* Problem statement:
Each entry in the listing below should be restated word for word.
◆ ◆ ◆ ◆ ◆
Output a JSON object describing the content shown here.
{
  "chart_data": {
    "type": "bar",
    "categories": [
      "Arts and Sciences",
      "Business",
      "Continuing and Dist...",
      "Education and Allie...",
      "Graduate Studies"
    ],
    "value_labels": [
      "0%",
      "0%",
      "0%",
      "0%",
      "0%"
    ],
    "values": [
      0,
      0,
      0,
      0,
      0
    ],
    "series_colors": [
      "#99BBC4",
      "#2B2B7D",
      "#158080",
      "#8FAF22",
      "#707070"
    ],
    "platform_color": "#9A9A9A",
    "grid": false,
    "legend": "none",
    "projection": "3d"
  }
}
◆ ◆ ◆ ◆ ◆
* Response to the task:
Output a JSON object describing the content shown here.
{
  "chart_data": {
    "type": "bar",
    "categories": [
      "Arts and Sciences",
      "Business",
      "Continuing and Dist...",
      "Education and Allie...",
      "Graduate Studies"
    ],
    "value_labels": [
      "0%",
      "0%",
      "0%",
      "0%",
      "0%"
    ],
    "values": [
      0,
      0,
      0,
      0,
      0
    ],
    "series_colors": [
      "#99BBC4",
      "#2B2B7D",
      "#158080",
      "#8FAF22",
      "#707070"
    ],
    "platform_color": "#9A9A9A",
    "grid": false,
    "legend": "none",
    "projection": "3d"
  }
}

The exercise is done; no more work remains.